# Records supplied
***

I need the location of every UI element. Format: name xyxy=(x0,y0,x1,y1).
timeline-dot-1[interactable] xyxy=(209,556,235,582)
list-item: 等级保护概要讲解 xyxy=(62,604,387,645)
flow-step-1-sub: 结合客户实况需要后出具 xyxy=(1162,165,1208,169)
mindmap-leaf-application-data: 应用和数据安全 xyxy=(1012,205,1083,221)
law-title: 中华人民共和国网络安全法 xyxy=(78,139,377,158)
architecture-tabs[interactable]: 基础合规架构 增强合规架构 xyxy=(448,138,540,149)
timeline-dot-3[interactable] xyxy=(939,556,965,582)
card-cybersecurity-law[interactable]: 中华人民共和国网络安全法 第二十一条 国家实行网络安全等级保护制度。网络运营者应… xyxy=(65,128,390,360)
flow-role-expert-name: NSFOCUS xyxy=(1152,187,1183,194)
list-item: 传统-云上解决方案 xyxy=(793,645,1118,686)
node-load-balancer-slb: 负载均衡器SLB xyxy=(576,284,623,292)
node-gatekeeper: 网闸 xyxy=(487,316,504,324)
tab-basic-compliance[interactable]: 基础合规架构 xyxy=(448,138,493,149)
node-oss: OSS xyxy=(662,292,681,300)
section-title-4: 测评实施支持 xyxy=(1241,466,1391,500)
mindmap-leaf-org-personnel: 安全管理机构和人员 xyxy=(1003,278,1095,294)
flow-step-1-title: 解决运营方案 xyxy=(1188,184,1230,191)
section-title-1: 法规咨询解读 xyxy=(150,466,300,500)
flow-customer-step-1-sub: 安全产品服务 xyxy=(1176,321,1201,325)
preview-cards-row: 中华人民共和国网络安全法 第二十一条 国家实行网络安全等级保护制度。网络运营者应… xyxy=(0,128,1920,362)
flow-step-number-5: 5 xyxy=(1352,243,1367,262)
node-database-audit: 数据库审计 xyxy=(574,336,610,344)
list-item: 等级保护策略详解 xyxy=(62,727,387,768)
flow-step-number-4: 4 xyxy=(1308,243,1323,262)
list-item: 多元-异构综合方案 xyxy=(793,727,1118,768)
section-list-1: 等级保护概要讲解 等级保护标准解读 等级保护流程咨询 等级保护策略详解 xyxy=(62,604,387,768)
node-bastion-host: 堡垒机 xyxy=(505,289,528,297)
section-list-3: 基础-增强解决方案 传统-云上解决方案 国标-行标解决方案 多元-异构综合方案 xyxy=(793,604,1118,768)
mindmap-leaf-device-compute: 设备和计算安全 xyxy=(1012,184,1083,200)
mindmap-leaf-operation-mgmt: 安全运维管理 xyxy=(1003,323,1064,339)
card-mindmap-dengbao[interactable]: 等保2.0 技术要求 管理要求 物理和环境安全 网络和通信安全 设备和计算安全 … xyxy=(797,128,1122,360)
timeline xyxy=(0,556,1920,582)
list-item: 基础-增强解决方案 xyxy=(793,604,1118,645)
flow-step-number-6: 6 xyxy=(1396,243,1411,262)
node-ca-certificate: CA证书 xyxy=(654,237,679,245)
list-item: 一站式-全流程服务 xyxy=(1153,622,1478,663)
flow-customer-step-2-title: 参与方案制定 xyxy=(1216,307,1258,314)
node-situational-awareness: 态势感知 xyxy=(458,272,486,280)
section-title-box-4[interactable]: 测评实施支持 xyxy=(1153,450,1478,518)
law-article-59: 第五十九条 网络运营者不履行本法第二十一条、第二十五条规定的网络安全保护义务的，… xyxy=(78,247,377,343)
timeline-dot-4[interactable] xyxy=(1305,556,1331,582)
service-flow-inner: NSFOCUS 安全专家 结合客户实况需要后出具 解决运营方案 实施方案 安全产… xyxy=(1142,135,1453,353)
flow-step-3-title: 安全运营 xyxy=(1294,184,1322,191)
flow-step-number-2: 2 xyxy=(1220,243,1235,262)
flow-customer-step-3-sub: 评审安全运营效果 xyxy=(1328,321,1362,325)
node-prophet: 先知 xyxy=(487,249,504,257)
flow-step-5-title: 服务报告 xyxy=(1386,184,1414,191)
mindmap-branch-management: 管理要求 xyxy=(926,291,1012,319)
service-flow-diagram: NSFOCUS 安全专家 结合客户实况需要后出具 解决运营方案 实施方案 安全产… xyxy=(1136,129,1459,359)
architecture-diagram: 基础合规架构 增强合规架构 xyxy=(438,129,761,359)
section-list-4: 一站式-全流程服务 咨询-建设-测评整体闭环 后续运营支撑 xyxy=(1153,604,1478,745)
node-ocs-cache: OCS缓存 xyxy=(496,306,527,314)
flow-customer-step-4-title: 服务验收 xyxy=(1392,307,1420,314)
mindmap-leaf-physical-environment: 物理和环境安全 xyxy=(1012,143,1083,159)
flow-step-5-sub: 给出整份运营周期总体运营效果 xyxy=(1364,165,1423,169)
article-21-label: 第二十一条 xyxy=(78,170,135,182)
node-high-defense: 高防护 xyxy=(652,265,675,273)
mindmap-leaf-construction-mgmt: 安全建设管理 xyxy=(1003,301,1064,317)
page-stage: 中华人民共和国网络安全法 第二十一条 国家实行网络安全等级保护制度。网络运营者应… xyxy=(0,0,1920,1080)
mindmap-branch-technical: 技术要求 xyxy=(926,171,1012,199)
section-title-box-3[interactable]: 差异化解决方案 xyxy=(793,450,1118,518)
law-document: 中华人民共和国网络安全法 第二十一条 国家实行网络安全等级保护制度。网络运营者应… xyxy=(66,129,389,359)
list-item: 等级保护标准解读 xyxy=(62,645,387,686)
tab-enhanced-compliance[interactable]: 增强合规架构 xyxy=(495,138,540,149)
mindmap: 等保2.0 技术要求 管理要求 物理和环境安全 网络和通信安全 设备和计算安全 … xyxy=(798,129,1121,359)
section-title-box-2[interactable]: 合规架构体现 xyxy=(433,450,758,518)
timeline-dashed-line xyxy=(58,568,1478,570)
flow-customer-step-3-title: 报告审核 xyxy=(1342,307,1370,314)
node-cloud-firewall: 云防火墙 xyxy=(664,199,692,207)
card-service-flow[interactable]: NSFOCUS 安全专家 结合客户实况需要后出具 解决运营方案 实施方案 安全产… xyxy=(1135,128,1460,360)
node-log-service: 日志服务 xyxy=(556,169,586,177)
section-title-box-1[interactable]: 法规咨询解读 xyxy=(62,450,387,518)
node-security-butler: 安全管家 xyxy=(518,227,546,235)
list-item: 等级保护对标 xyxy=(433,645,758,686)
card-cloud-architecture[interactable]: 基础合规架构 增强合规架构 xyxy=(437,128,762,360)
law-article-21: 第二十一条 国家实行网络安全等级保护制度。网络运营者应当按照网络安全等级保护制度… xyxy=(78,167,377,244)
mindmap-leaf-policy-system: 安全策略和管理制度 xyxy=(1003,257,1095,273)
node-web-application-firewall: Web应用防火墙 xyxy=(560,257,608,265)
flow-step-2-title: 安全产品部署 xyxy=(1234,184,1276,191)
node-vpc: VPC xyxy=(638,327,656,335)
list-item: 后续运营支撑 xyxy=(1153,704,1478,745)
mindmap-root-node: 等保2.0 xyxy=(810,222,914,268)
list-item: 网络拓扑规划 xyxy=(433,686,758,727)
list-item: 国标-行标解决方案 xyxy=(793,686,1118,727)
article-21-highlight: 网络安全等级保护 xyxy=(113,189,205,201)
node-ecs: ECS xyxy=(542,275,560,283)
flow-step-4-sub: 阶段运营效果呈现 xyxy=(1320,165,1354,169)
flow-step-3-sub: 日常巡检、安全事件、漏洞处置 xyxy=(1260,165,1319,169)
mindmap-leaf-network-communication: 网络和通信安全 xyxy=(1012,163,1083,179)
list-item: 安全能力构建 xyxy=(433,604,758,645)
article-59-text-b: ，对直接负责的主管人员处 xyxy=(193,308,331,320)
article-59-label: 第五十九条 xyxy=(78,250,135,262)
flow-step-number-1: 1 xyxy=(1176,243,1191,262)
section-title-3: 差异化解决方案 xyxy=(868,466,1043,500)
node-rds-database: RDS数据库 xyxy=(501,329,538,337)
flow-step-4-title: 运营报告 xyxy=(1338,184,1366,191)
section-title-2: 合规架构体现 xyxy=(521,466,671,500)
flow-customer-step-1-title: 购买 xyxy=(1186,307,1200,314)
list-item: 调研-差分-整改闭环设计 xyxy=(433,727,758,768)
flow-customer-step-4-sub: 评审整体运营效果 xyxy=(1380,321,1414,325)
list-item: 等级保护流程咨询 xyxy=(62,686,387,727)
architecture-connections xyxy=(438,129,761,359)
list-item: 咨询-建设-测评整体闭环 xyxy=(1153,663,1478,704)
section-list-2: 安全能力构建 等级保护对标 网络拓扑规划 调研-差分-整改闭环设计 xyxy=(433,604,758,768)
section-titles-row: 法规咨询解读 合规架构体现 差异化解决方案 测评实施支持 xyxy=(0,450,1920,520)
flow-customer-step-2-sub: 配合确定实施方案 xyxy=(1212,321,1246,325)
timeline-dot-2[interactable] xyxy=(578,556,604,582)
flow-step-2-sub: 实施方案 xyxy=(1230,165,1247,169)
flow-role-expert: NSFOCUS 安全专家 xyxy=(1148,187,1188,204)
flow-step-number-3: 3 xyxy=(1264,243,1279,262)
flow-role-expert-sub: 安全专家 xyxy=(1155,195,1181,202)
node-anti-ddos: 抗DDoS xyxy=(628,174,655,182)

***

Could you lay out the listing as a numbered list, from its first line through the line that contains "mindmap-leaf-application-data: 应用和数据安全 xyxy=(1012,205,1083,221)", both ends included and blank lines left out?

1. I need the location of every UI element. Format: name xyxy=(x0,y0,x1,y1).
2. timeline-dot-1[interactable] xyxy=(209,556,235,582)
3. list-item: 等级保护概要讲解 xyxy=(62,604,387,645)
4. flow-step-1-sub: 结合客户实况需要后出具 xyxy=(1162,165,1208,169)
5. mindmap-leaf-application-data: 应用和数据安全 xyxy=(1012,205,1083,221)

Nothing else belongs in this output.